Data records
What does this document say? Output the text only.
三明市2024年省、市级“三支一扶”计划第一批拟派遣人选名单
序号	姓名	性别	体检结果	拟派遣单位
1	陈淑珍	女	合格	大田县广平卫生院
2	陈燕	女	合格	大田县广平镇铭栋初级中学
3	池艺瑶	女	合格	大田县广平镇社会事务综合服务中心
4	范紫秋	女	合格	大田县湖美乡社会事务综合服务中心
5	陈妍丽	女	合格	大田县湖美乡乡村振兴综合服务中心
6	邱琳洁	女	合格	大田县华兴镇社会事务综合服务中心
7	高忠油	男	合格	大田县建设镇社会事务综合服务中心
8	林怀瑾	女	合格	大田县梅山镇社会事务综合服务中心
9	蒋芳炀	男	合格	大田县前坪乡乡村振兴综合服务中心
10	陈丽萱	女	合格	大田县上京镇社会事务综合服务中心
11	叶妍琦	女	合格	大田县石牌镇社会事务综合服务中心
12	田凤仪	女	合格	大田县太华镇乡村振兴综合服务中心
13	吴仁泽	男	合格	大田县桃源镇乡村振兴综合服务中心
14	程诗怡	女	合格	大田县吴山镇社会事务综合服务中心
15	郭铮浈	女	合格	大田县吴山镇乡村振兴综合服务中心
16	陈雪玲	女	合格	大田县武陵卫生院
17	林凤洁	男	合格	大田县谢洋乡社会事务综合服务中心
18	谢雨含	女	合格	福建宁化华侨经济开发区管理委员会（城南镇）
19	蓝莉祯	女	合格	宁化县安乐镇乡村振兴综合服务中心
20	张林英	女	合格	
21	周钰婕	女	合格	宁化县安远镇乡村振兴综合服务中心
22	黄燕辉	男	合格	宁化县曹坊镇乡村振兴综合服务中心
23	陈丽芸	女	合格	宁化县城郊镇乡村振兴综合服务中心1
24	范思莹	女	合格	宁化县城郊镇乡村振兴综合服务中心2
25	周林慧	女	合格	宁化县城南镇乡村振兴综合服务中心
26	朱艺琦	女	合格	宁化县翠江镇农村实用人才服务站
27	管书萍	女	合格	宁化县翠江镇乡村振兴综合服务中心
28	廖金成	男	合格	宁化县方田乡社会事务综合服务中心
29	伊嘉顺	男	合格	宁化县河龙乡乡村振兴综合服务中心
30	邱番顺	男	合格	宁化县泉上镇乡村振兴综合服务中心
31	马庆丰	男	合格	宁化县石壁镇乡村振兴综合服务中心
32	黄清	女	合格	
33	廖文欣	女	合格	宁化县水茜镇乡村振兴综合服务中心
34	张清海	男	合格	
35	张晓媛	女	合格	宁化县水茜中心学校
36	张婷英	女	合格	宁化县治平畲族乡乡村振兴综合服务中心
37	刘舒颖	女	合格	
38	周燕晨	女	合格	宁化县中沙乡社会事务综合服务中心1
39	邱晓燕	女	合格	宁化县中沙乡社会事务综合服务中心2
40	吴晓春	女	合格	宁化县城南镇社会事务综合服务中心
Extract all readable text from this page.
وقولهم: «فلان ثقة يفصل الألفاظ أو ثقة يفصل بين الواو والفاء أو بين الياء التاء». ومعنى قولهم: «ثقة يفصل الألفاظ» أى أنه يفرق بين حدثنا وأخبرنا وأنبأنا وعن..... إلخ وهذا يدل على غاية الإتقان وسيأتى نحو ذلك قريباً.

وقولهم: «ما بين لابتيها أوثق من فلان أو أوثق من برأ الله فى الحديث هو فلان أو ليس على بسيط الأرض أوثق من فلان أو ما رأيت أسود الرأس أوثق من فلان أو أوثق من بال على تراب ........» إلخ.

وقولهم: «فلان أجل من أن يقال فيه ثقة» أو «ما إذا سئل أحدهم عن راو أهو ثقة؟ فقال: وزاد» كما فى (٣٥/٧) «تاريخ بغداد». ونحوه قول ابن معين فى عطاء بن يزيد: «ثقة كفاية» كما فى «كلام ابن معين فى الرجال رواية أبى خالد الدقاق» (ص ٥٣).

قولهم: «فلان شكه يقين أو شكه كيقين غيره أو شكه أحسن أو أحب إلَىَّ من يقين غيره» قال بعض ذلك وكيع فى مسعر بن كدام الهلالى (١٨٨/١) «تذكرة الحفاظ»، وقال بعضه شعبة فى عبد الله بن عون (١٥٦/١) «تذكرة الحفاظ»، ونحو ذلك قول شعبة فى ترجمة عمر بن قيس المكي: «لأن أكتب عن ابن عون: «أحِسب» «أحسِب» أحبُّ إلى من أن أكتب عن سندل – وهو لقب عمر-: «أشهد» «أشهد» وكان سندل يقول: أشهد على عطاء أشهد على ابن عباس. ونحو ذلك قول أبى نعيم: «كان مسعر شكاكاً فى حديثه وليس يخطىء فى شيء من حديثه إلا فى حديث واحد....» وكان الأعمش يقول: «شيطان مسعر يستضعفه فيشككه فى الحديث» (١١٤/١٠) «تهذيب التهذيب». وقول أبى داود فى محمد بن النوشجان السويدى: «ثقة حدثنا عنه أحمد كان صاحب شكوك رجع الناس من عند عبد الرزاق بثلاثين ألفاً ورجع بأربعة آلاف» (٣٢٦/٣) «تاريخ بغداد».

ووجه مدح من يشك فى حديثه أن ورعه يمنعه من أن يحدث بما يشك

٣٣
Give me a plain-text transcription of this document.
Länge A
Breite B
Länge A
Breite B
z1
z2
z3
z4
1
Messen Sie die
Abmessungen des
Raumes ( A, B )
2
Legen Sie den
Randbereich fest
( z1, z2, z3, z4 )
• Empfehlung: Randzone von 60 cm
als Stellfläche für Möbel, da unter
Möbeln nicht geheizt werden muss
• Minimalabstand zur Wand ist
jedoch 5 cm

> _Given instruction_: Everything from the line containing "Give me a plain-text" to the last line of the entries above should be quoted exactly, and only that.

> _Solution_:
Give me a plain-text transcription of this document.
Länge A
Breite B
Länge A
Breite B
z1
z2
z3
z4
1
Messen Sie die
Abmessungen des
Raumes ( A, B )
2
Legen Sie den
Randbereich fest
( z1, z2, z3, z4 )
• Empfehlung: Randzone von 60 cm
als Stellfläche für Möbel, da unter
Möbeln nicht geheizt werden muss
• Minimalabstand zur Wand ist
jedoch 5 cm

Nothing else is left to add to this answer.